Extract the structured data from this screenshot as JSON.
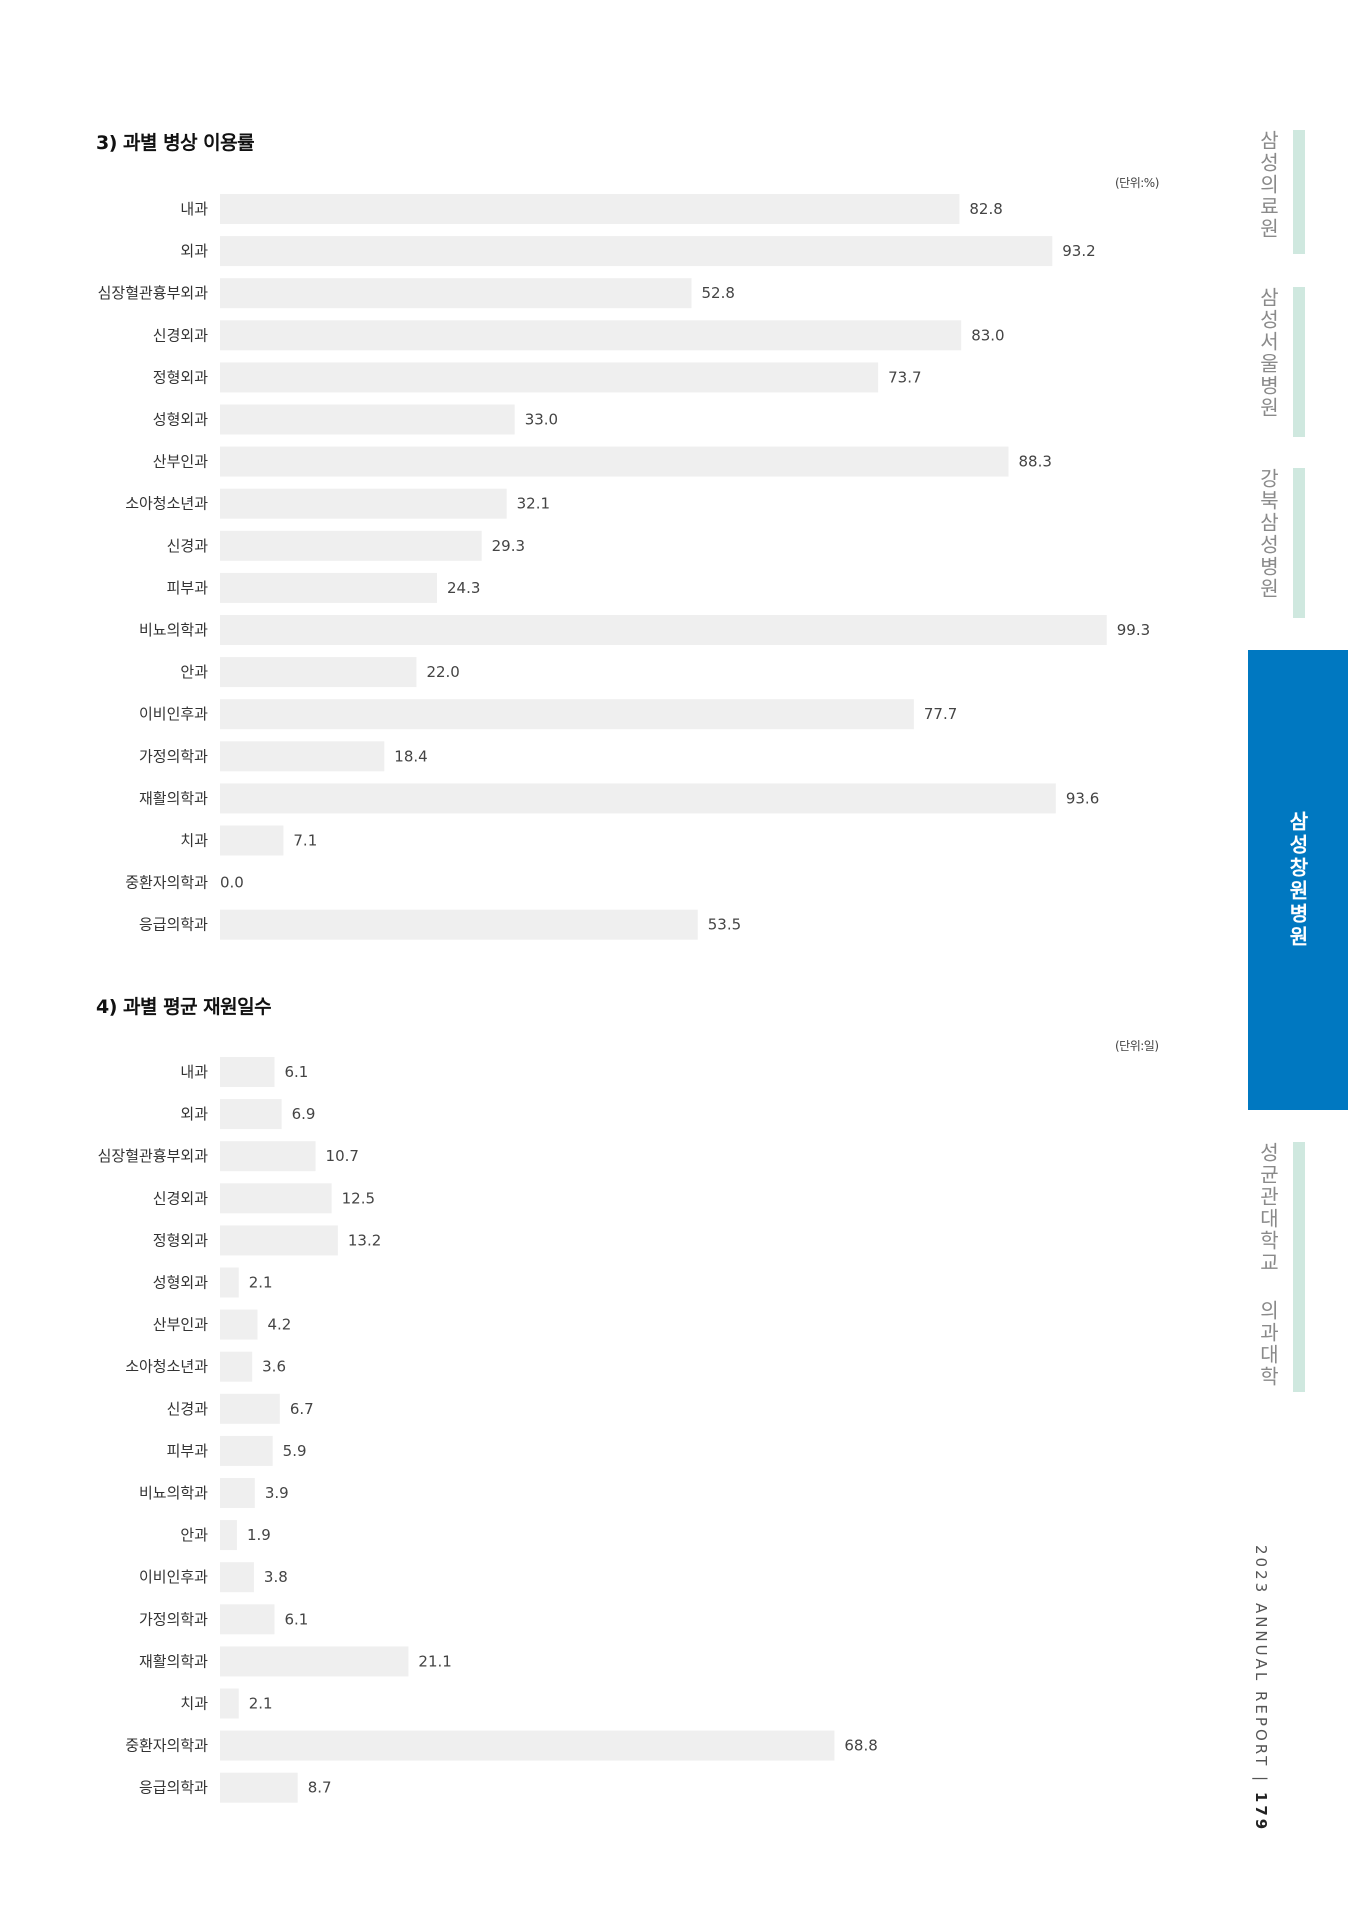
{
  "sidebar": {
    "tabs": [
      {
        "label": "삼성의료원",
        "active": false
      },
      {
        "label": "삼성서울병원",
        "active": false
      },
      {
        "label": "강북삼성병원",
        "active": false
      },
      {
        "label": "삼성창원병원",
        "active": true
      },
      {
        "label": "성균관대학교 의과대학",
        "active": false
      }
    ],
    "active_color": "#0078c1",
    "inactive_bar_color": "#cfe8df"
  },
  "footer": {
    "report": "2023 ANNUAL REPORT",
    "separator": "|",
    "page": "179"
  },
  "sections": [
    {
      "title": "3) 과별 병상 이용률",
      "unit": "(단위:%)"
    },
    {
      "title": "4) 과별 평균 재원일수",
      "unit": "(단위:일)"
    }
  ],
  "chart_data": [
    {
      "type": "bar",
      "orientation": "horizontal",
      "title": "3) 과별 병상 이용률",
      "unit": "(단위:%)",
      "categories": [
        "내과",
        "외과",
        "심장혈관흉부외과",
        "신경외과",
        "정형외과",
        "성형외과",
        "산부인과",
        "소아청소년과",
        "신경과",
        "피부과",
        "비뇨의학과",
        "안과",
        "이비인후과",
        "가정의학과",
        "재활의학과",
        "치과",
        "중환자의학과",
        "응급의학과"
      ],
      "values": [
        82.8,
        93.2,
        52.8,
        83.0,
        73.7,
        33.0,
        88.3,
        32.1,
        29.3,
        24.3,
        99.3,
        22.0,
        77.7,
        18.4,
        93.6,
        7.1,
        0.0,
        53.5
      ],
      "value_labels": [
        "82.8",
        "93.2",
        "52.8",
        "83.0",
        "73.7",
        "33.0",
        "88.3",
        "32.1",
        "29.3",
        "24.3",
        "99.3",
        "22.0",
        "77.7",
        "18.4",
        "93.6",
        "7.1",
        "0.0",
        "53.5"
      ],
      "xlim": [
        0,
        100
      ],
      "bar_color": "#efefef",
      "grid": false
    },
    {
      "type": "bar",
      "orientation": "horizontal",
      "title": "4) 과별 평균 재원일수",
      "unit": "(단위:일)",
      "categories": [
        "내과",
        "외과",
        "심장혈관흉부외과",
        "신경외과",
        "정형외과",
        "성형외과",
        "산부인과",
        "소아청소년과",
        "신경과",
        "피부과",
        "비뇨의학과",
        "안과",
        "이비인후과",
        "가정의학과",
        "재활의학과",
        "치과",
        "중환자의학과",
        "응급의학과"
      ],
      "values": [
        6.1,
        6.9,
        10.7,
        12.5,
        13.2,
        2.1,
        4.2,
        3.6,
        6.7,
        5.9,
        3.9,
        1.9,
        3.8,
        6.1,
        21.1,
        2.1,
        68.8,
        8.7
      ],
      "value_labels": [
        "6.1",
        "6.9",
        "10.7",
        "12.5",
        "13.2",
        "2.1",
        "4.2",
        "3.6",
        "6.7",
        "5.9",
        "3.9",
        "1.9",
        "3.8",
        "6.1",
        "21.1",
        "2.1",
        "68.8",
        "8.7"
      ],
      "xlim": [
        0,
        100
      ],
      "bar_color": "#efefef",
      "grid": false
    }
  ]
}
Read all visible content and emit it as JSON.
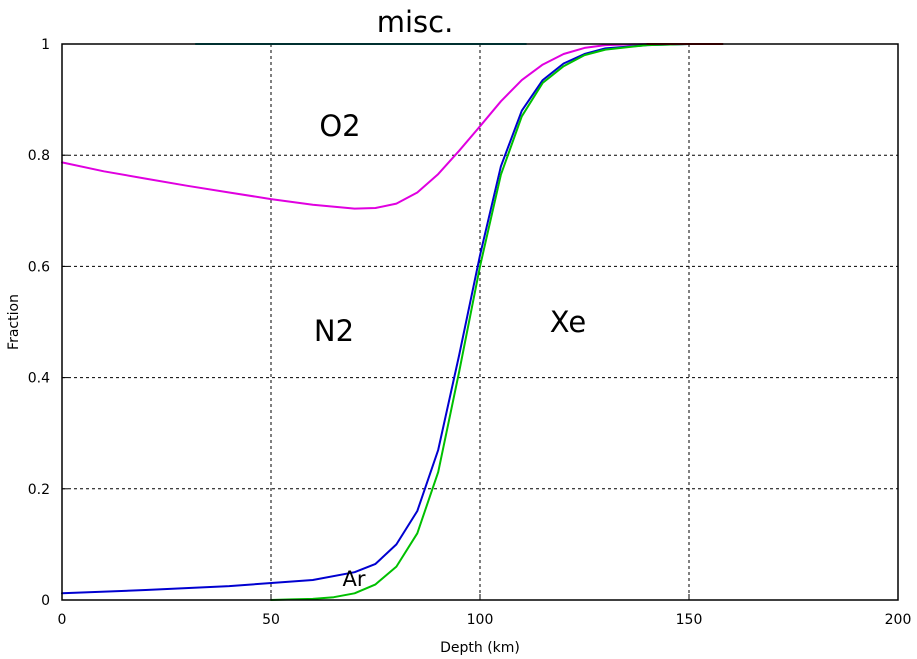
{
  "chart_data": {
    "type": "area",
    "xlabel": "Depth (km)",
    "ylabel": "Fraction",
    "xlim": [
      0,
      200
    ],
    "ylim": [
      0,
      1
    ],
    "xticks": [
      0,
      50,
      100,
      150,
      200
    ],
    "yticks": [
      0,
      0.2,
      0.4,
      0.6,
      0.8,
      1
    ],
    "xtick_labels": [
      "0",
      "50",
      "100",
      "150",
      "200"
    ],
    "ytick_labels": [
      "0",
      "0.2",
      "0.4",
      "0.6",
      "0.8",
      "1"
    ],
    "grid": true,
    "region_labels": {
      "misc": "misc.",
      "o2": "O2",
      "n2": "N2",
      "xe": "Xe",
      "ar": "Ar"
    },
    "series": [
      {
        "color": "#e000e0",
        "x": [
          0,
          10,
          20,
          30,
          40,
          50,
          60,
          70,
          75,
          80,
          85,
          90,
          95,
          100,
          105,
          110,
          115,
          120,
          125,
          130,
          140,
          150,
          158
        ],
        "y": [
          0.787,
          0.771,
          0.758,
          0.745,
          0.733,
          0.721,
          0.711,
          0.704,
          0.705,
          0.713,
          0.733,
          0.766,
          0.808,
          0.852,
          0.897,
          0.935,
          0.963,
          0.982,
          0.993,
          0.998,
          1.0,
          1.0,
          1.0
        ]
      },
      {
        "color": "#0000d0",
        "x": [
          0,
          20,
          40,
          60,
          70,
          75,
          80,
          85,
          90,
          95,
          100,
          105,
          110,
          115,
          120,
          125,
          130,
          140,
          150,
          158
        ],
        "y": [
          0.012,
          0.018,
          0.025,
          0.036,
          0.05,
          0.065,
          0.1,
          0.16,
          0.27,
          0.44,
          0.62,
          0.78,
          0.88,
          0.935,
          0.965,
          0.982,
          0.992,
          0.998,
          1.0,
          1.0
        ]
      },
      {
        "color": "#00c000",
        "x": [
          50,
          55,
          60,
          65,
          70,
          75,
          80,
          85,
          90,
          95,
          100,
          105,
          110,
          115,
          120,
          125,
          130,
          140,
          150,
          158
        ],
        "y": [
          0.0,
          0.001,
          0.002,
          0.005,
          0.012,
          0.028,
          0.06,
          0.12,
          0.23,
          0.41,
          0.6,
          0.765,
          0.87,
          0.93,
          0.96,
          0.98,
          0.99,
          0.998,
          1.0,
          1.0
        ]
      },
      {
        "color": "#00c0c0",
        "x": [
          32,
          60,
          90,
          111
        ],
        "y": [
          1.0,
          1.0,
          1.0,
          1.0
        ]
      },
      {
        "color": "#c00000",
        "x": [
          140,
          150,
          158
        ],
        "y": [
          1.0,
          1.0,
          1.0
        ]
      }
    ]
  }
}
● ● ● ● ●
*WORK INSTRUCTIONS:*
Make an exact copy of the data, leaving its pictures out.

*OUTPUT FOR THIS TASK:*
Extract the structured data from this screenshot as JSON.
{
  "sidebar": {
    "tabs": [
      {
        "label": "삼성의료원",
        "active": false
      },
      {
        "label": "삼성서울병원",
        "active": false
      },
      {
        "label": "강북삼성병원",
        "active": false
      },
      {
        "label": "삼성창원병원",
        "active": true
      },
      {
        "label": "성균관대학교 의과대학",
        "active": false
      }
    ],
    "active_color": "#0078c1",
    "inactive_bar_color": "#cfe8df"
  },
  "footer": {
    "report": "2023 ANNUAL REPORT",
    "separator": "|",
    "page": "179"
  },
  "sections": [
    {
      "title": "3) 과별 병상 이용률",
      "unit": "(단위:%)"
    },
    {
      "title": "4) 과별 평균 재원일수",
      "unit": "(단위:일)"
    }
  ],
  "chart_data": [
    {
      "type": "bar",
      "orientation": "horizontal",
      "title": "3) 과별 병상 이용률",
      "unit": "(단위:%)",
      "categories": [
        "내과",
        "외과",
        "심장혈관흉부외과",
        "신경외과",
        "정형외과",
        "성형외과",
        "산부인과",
        "소아청소년과",
        "신경과",
        "피부과",
        "비뇨의학과",
        "안과",
        "이비인후과",
        "가정의학과",
        "재활의학과",
        "치과",
        "중환자의학과",
        "응급의학과"
      ],
      "values": [
        82.8,
        93.2,
        52.8,
        83.0,
        73.7,
        33.0,
        88.3,
        32.1,
        29.3,
        24.3,
        99.3,
        22.0,
        77.7,
        18.4,
        93.6,
        7.1,
        0.0,
        53.5
      ],
      "value_labels": [
        "82.8",
        "93.2",
        "52.8",
        "83.0",
        "73.7",
        "33.0",
        "88.3",
        "32.1",
        "29.3",
        "24.3",
        "99.3",
        "22.0",
        "77.7",
        "18.4",
        "93.6",
        "7.1",
        "0.0",
        "53.5"
      ],
      "xlim": [
        0,
        100
      ],
      "bar_color": "#efefef",
      "grid": false
    },
    {
      "type": "bar",
      "orientation": "horizontal",
      "title": "4) 과별 평균 재원일수",
      "unit": "(단위:일)",
      "categories": [
        "내과",
        "외과",
        "심장혈관흉부외과",
        "신경외과",
        "정형외과",
        "성형외과",
        "산부인과",
        "소아청소년과",
        "신경과",
        "피부과",
        "비뇨의학과",
        "안과",
        "이비인후과",
        "가정의학과",
        "재활의학과",
        "치과",
        "중환자의학과",
        "응급의학과"
      ],
      "values": [
        6.1,
        6.9,
        10.7,
        12.5,
        13.2,
        2.1,
        4.2,
        3.6,
        6.7,
        5.9,
        3.9,
        1.9,
        3.8,
        6.1,
        21.1,
        2.1,
        68.8,
        8.7
      ],
      "value_labels": [
        "6.1",
        "6.9",
        "10.7",
        "12.5",
        "13.2",
        "2.1",
        "4.2",
        "3.6",
        "6.7",
        "5.9",
        "3.9",
        "1.9",
        "3.8",
        "6.1",
        "21.1",
        "2.1",
        "68.8",
        "8.7"
      ],
      "xlim": [
        0,
        100
      ],
      "bar_color": "#efefef",
      "grid": false
    }
  ]
}
Read all visible content and emit it as JSON.
{
  "chart_data": {
    "type": "area",
    "xlabel": "Depth (km)",
    "ylabel": "Fraction",
    "xlim": [
      0,
      200
    ],
    "ylim": [
      0,
      1
    ],
    "xticks": [
      0,
      50,
      100,
      150,
      200
    ],
    "yticks": [
      0,
      0.2,
      0.4,
      0.6,
      0.8,
      1
    ],
    "xtick_labels": [
      "0",
      "50",
      "100",
      "150",
      "200"
    ],
    "ytick_labels": [
      "0",
      "0.2",
      "0.4",
      "0.6",
      "0.8",
      "1"
    ],
    "grid": true,
    "region_labels": {
      "misc": "misc.",
      "o2": "O2",
      "n2": "N2",
      "xe": "Xe",
      "ar": "Ar"
    },
    "series": [
      {
        "color": "#e000e0",
        "x": [
          0,
          10,
          20,
          30,
          40,
          50,
          60,
          70,
          75,
          80,
          85,
          90,
          95,
          100,
          105,
          110,
          115,
          120,
          125,
          130,
          140,
          150,
          158
        ],
        "y": [
          0.787,
          0.771,
          0.758,
          0.745,
          0.733,
          0.721,
          0.711,
          0.704,
          0.705,
          0.713,
          0.733,
          0.766,
          0.808,
          0.852,
          0.897,
          0.935,
          0.963,
          0.982,
          0.993,
          0.998,
          1.0,
          1.0,
          1.0
        ]
      },
      {
        "color": "#0000d0",
        "x": [
          0,
          20,
          40,
          60,
          70,
          75,
          80,
          85,
          90,
          95,
          100,
          105,
          110,
          115,
          120,
          125,
          130,
          140,
          150,
          158
        ],
        "y": [
          0.012,
          0.018,
          0.025,
          0.036,
          0.05,
          0.065,
          0.1,
          0.16,
          0.27,
          0.44,
          0.62,
          0.78,
          0.88,
          0.935,
          0.965,
          0.982,
          0.992,
          0.998,
          1.0,
          1.0
        ]
      },
      {
        "color": "#00c000",
        "x": [
          50,
          55,
          60,
          65,
          70,
          75,
          80,
          85,
          90,
          95,
          100,
          105,
          110,
          115,
          120,
          125,
          130,
          140,
          150,
          158
        ],
        "y": [
          0.0,
          0.001,
          0.002,
          0.005,
          0.012,
          0.028,
          0.06,
          0.12,
          0.23,
          0.41,
          0.6,
          0.765,
          0.87,
          0.93,
          0.96,
          0.98,
          0.99,
          0.998,
          1.0,
          1.0
        ]
      },
      {
        "color": "#00c0c0",
        "x": [
          32,
          60,
          90,
          111
        ],
        "y": [
          1.0,
          1.0,
          1.0,
          1.0
        ]
      },
      {
        "color": "#c00000",
        "x": [
          140,
          150,
          158
        ],
        "y": [
          1.0,
          1.0,
          1.0
        ]
      }
    ]
  }
}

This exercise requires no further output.